=== WHAT YOU WILL DO ===
A – Reproduce the infrared target passage from "The invention provides" to "above, accomplishes this.".
B – Continue the infrared target passage with the text that would follow its last sentence.

=== EXCERPT ===
>> BEGIN

In response to a closing of the reset switch 72 (FIG. 7), the
controller circuit 31 (a) causes its STPA and STPB outputs to go to
logic low levels to sink current in a sequence to supply current at
37.9 KHz. through IR LED 32 for the second time period, and (b) to
supply audio signals to speaker drive transistor 84 to cause
speaker 60 to sound a reset firing sound somewhat similar to but
easily distinguishable from a light burst firing sound. During the
second time period, the IR LED 32 emits a burst or pulse of IR
light modulated at 37.9 KHz. of width equal to the second time
period.
As discussed below, the main vest target circuit 38 (FIG. 8) in the
vest target 14 and the self-propelled target circuit 46 (FIG. 10)
in the self-propelled target 16 detect the bursts of 37.9 KHz.
modulated IR light and can distinguish between the first and second
time periods to thereby determine whether the detected IR light
corresponded to a trigger switch 70 closing or a reset switch 72
closing.
The invention provides a simple and inexpensive scheme for
eliminating response to stray and spurious IR light and for coding
the IR light for shots and reset. Simply modulating the IR light at
a preselected frequency for pulses of different widths, as
described above, accomplishes this.

>> END

(Layout element annotations)

>> BEGIN

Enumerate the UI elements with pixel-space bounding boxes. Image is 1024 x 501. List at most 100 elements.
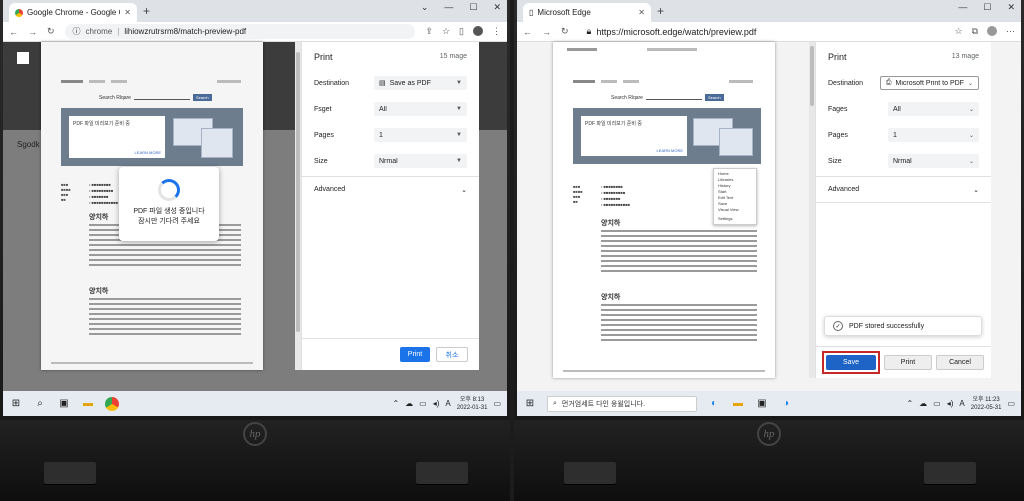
close-window-icon[interactable]: ✕: [493, 2, 501, 13]
print-button[interactable]: Print: [400, 347, 430, 362]
system-tray: ⌃ ☁ ▭ ◂) A 오후 11:23 2022-05-31 ▭: [906, 396, 1015, 412]
edge-tab[interactable]: ▯ Microsoft Edge ✕: [523, 3, 651, 22]
taskbar-search[interactable]: ⌕ 먼거엄세트 다인 웅윌입니다.: [547, 395, 697, 412]
destination-select[interactable]: ▤ Save as PDF ▼: [374, 76, 467, 90]
file-explorer-icon[interactable]: ▬: [81, 397, 95, 411]
print-page-count: 13 mage: [951, 53, 979, 60]
lock-icon: 🔒︎: [586, 26, 592, 36]
fsget-row: Fsget All ▼: [314, 102, 467, 116]
reload-icon[interactable]: ↻: [47, 26, 55, 37]
bookmark-star-icon[interactable]: ☆: [442, 26, 450, 37]
back-icon[interactable]: ←: [523, 27, 532, 37]
new-tab-icon[interactable]: +: [657, 4, 664, 18]
size-select[interactable]: Nrmal ⌄: [888, 154, 979, 168]
ime-icon[interactable]: A: [959, 399, 964, 408]
preview-sidebar-text: ■■■ ■■■■ ■■■ ■■: [573, 184, 583, 204]
menu-dots-icon[interactable]: ⋯: [1006, 26, 1015, 37]
clock-date: 2022-01-31: [456, 404, 488, 411]
clock-date: 2022-05-31: [970, 404, 1002, 411]
edge-print-panel: Print 13 mage Destination ⎙ Microsoft Pr…: [815, 42, 991, 378]
favorites-add-icon[interactable]: ☆: [954, 26, 962, 37]
profile-avatar-icon[interactable]: [473, 26, 483, 36]
pdf-file-icon: ▤: [379, 80, 386, 87]
close-tab-icon[interactable]: ✕: [124, 8, 131, 17]
fages-value: All: [893, 105, 901, 113]
task-view-icon[interactable]: ▣: [57, 397, 71, 411]
sidepanel-icon[interactable]: ▯: [459, 26, 464, 37]
menu-dots-icon[interactable]: ⋮: [492, 26, 501, 37]
chrome-taskbar-icon[interactable]: [105, 396, 119, 411]
windows-start-icon[interactable]: ⊞: [9, 397, 23, 411]
notification-icon[interactable]: ▭: [1007, 399, 1015, 408]
panel-divider-bottom: [816, 346, 991, 347]
size-select[interactable]: Nrmal ▼: [374, 154, 467, 168]
chevron-down-icon: ▼: [456, 80, 462, 86]
search-icon[interactable]: ⌕: [33, 397, 47, 411]
preview-hero: PDF 파일 미리보기 준비 중 LEARN MORE: [573, 108, 761, 164]
tray-chevron-icon[interactable]: ⌃: [392, 399, 399, 408]
advanced-toggle[interactable]: Advanced ⌄: [828, 186, 979, 194]
share-icon[interactable]: ⇪: [425, 26, 433, 37]
minimize-icon[interactable]: —: [444, 2, 453, 13]
ime-icon[interactable]: A: [445, 399, 450, 408]
preview-search: Search Rlqare Search: [99, 94, 212, 101]
destination-row: Destination ⎙ Microsoft Print to PDF ⌄: [828, 76, 979, 90]
ctx-item-6: Visual View: [718, 207, 739, 212]
volume-icon: ◂): [946, 399, 954, 408]
cloud-icon: ☁: [919, 399, 928, 408]
edge-taskbar-icon[interactable]: ◐: [707, 397, 721, 411]
fsget-select[interactable]: All ▼: [374, 102, 467, 116]
edge-taskbar-icon-2[interactable]: ◑: [779, 397, 793, 411]
tray-chevron-icon[interactable]: ⌃: [906, 399, 913, 408]
cancel-button[interactable]: Cancel: [936, 355, 984, 370]
chrome-screen: Google Chrome - Google Chr ✕ + ⌄ — ☐ ✕ ←…: [3, 0, 507, 416]
pages-select[interactable]: 1 ⌄: [888, 128, 979, 142]
advanced-toggle[interactable]: Advanced ⌄: [314, 186, 467, 194]
key: [416, 462, 468, 484]
close-tab-icon[interactable]: ✕: [638, 8, 645, 17]
pdf-stored-toast: ✓ PDF stored successfully: [824, 316, 982, 336]
minimize-icon[interactable]: —: [958, 2, 967, 13]
new-tab-icon[interactable]: +: [143, 4, 150, 18]
forward-icon[interactable]: →: [542, 27, 551, 37]
save-highlight-box: [822, 351, 880, 374]
size-label: Size: [314, 157, 328, 165]
size-row: Size Nrmal ⌄: [828, 154, 979, 168]
fages-select[interactable]: All ⌄: [888, 102, 979, 116]
preview-search-button: Search: [192, 94, 212, 101]
checkmark-icon: ✓: [833, 321, 843, 331]
taskbar-clock[interactable]: 오후 11:23 2022-05-31: [971, 396, 1002, 412]
preview-hero: PDF 파일 미리보기 준비 중 LEARN MORE: [61, 108, 243, 166]
close-window-icon[interactable]: ✕: [1007, 2, 1015, 13]
url-scheme: chrome: [85, 27, 113, 36]
loading-message-1: PDF 파일 생성 중입니다: [133, 208, 205, 215]
chevron-down-icon[interactable]: ⌄: [421, 2, 429, 13]
size-row: Size Nrmal ▼: [314, 154, 467, 168]
taskbar-clock[interactable]: 오후 8:13 2022-01-31: [457, 396, 488, 412]
cancel-button[interactable]: 취소: [436, 347, 468, 362]
panel-divider-2: [816, 202, 991, 203]
reload-icon[interactable]: ↻: [561, 26, 569, 37]
chrome-url-field[interactable]: ⓘ chrome | lihiowzrutrsrm8/match-preview…: [64, 24, 416, 39]
preview-hero-more: LEARN MORE: [656, 148, 683, 153]
collections-icon[interactable]: ⧉: [972, 26, 978, 37]
edge-url-field[interactable]: 🔒︎ https://microsoft.edge/watch/preview.…: [578, 24, 945, 39]
chrome-tab[interactable]: Google Chrome - Google Chr ✕: [9, 3, 137, 22]
forward-icon[interactable]: →: [28, 27, 37, 37]
preview-nav: [573, 80, 753, 84]
maximize-icon[interactable]: ☐: [983, 2, 991, 13]
destination-row: Destination ▤ Save as PDF ▼: [314, 76, 467, 90]
chrome-tab-title: Google Chrome - Google Chr: [27, 8, 120, 17]
windows-start-icon[interactable]: ⊞: [523, 397, 537, 411]
pages-select[interactable]: 1 ▼: [374, 128, 467, 142]
back-icon[interactable]: ←: [9, 27, 18, 37]
chrome-taskbar: ⊞ ⌕ ▣ ▬ ⌃ ☁ ▭ ◂) A 오후 8:13 2022-01-31 ▭: [3, 391, 507, 416]
preview-search-label: Search Rlqare: [99, 94, 131, 101]
store-icon[interactable]: ▣: [755, 397, 769, 411]
file-explorer-icon[interactable]: ▬: [731, 397, 745, 411]
notification-icon[interactable]: ▭: [493, 399, 501, 408]
maximize-icon[interactable]: ☐: [469, 2, 477, 13]
destination-select[interactable]: ⎙ Microsoft Print to PDF ⌄: [879, 76, 979, 90]
print-button[interactable]: Print: [884, 355, 932, 370]
profile-avatar-icon[interactable]: [987, 26, 997, 36]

>> END

=== OUTPUTS FOR THE TASKS ===
A –
The invention provides a simple and inexpensive scheme for
eliminating response to stray and spurious IR light and for coding
the IR light for shots and reset. Simply modulating the IR light at
a preselected frequency for pulses of different widths, as
described above, accomplishes this.

B –
Main Vest Target 16
Referring to FIG. 8, the main vest target circuit 38 includes the
IR receiver 56, the controller circuit 40, the speaker 60, a
speaker drive transistor 84, a miniature lamp 62, a lamp drive
transistor 90 for a miniature lamp 62, an on-off switch 92 (FIGS. 4
and 8) and a phone jack 20 (FIGS. 4 and 8). The IR light receiver
56 provides an output related to the IR light it detects, for
example the IR light receiver 56 provides a given logic level on
its V.sub.out output when it detects IR light with given
characteristics. In the preferred embodiment, the IR light receiver
56 is a 12043 Series infrared receiver available from Kodenshi
Corp. (Tokyo. Japan). The 12043 Series infrared receiver detects
infrared light modulated at a given f.sub.0 frequency of 37.9 KHz.,
and in response provides a low logic level on the V.sub.out
output.
The controller circuit 40 (FIG. 8) is coupled to the V.sub.out
output of the IR light receiver 56, and determines whether the IR
light detected by the IR light receiver 56 has given
characteristics. For detected IR light that has the given
characteristics, the controller circuit 40 provides audio signals
to speaker drive transistor 84 and LED drive signals on its LED
output to flash the lamp 62, for a short period of time, e.g., one
to two seconds. In the preferred embodiment, the controller circuit
40 is a model W5282 integrated circuit available from Windbond
Electronics Corp.
In the preferred embodiment, the IR light receiver 36 (FIG. 8)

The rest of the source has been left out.